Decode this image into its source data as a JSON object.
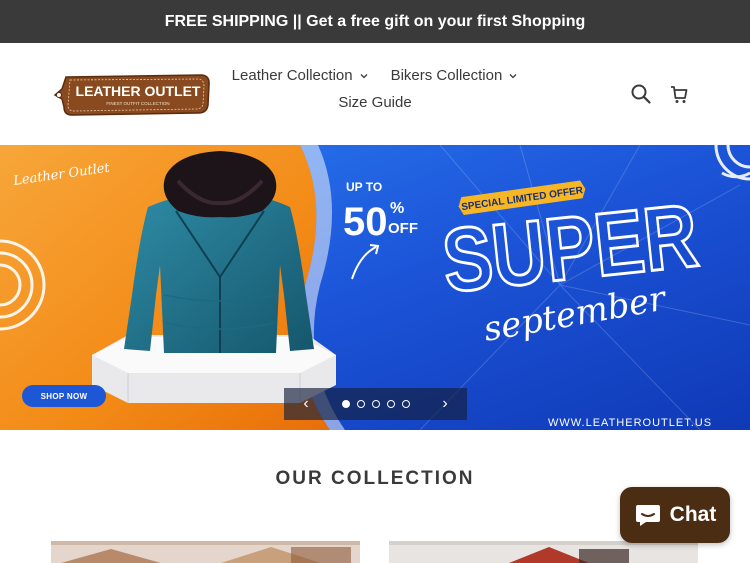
{
  "announcement": "FREE SHIPPING || Get a free gift on your first Shopping",
  "logo": {
    "name": "LEATHER OUTLET",
    "tagline": "FINEST OUTFIT COLLECTION"
  },
  "nav": {
    "items": [
      {
        "label": "Leather Collection",
        "has_dropdown": true
      },
      {
        "label": "Bikers Collection",
        "has_dropdown": true
      },
      {
        "label": "Size Guide",
        "has_dropdown": false
      }
    ]
  },
  "header_icons": [
    "search-icon",
    "cart-icon"
  ],
  "hero": {
    "brand_script": "Leather Outlet",
    "discount_prefix": "UP TO",
    "discount_value": "50",
    "discount_unit": "%",
    "discount_suffix": "OFF",
    "badge": "SPECIAL LIMITED OFFER",
    "headline": "SUPER",
    "headline_script": "september",
    "shop_now": "SHOP NOW",
    "website": "WWW.LEATHEROUTLET.US",
    "carousel": {
      "slides": 5,
      "active": 1
    }
  },
  "collection_title": "OUR COLLECTION",
  "chat_label": "Chat",
  "colors": {
    "announcement_bg": "#3a3a3a",
    "hero_blue": "#1c54d8",
    "hero_orange": "#f38a16",
    "chat_bg": "#4a2d12",
    "logo_brown": "#8a4a1f"
  }
}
==========
Give the data again exactly as written, with all pictures left out.

Decode this image into its source data as a JSON object.
{
  "announcement": "FREE SHIPPING || Get a free gift on your first Shopping",
  "logo": {
    "name": "LEATHER OUTLET",
    "tagline": "FINEST OUTFIT COLLECTION"
  },
  "nav": {
    "items": [
      {
        "label": "Leather Collection",
        "has_dropdown": true
      },
      {
        "label": "Bikers Collection",
        "has_dropdown": true
      },
      {
        "label": "Size Guide",
        "has_dropdown": false
      }
    ]
  },
  "header_icons": [
    "search-icon",
    "cart-icon"
  ],
  "hero": {
    "brand_script": "Leather Outlet",
    "discount_prefix": "UP TO",
    "discount_value": "50",
    "discount_unit": "%",
    "discount_suffix": "OFF",
    "badge": "SPECIAL LIMITED OFFER",
    "headline": "SUPER",
    "headline_script": "september",
    "shop_now": "SHOP NOW",
    "website": "WWW.LEATHEROUTLET.US",
    "carousel": {
      "slides": 5,
      "active": 1
    }
  },
  "collection_title": "OUR COLLECTION",
  "chat_label": "Chat",
  "colors": {
    "announcement_bg": "#3a3a3a",
    "hero_blue": "#1c54d8",
    "hero_orange": "#f38a16",
    "chat_bg": "#4a2d12",
    "logo_brown": "#8a4a1f"
  }
}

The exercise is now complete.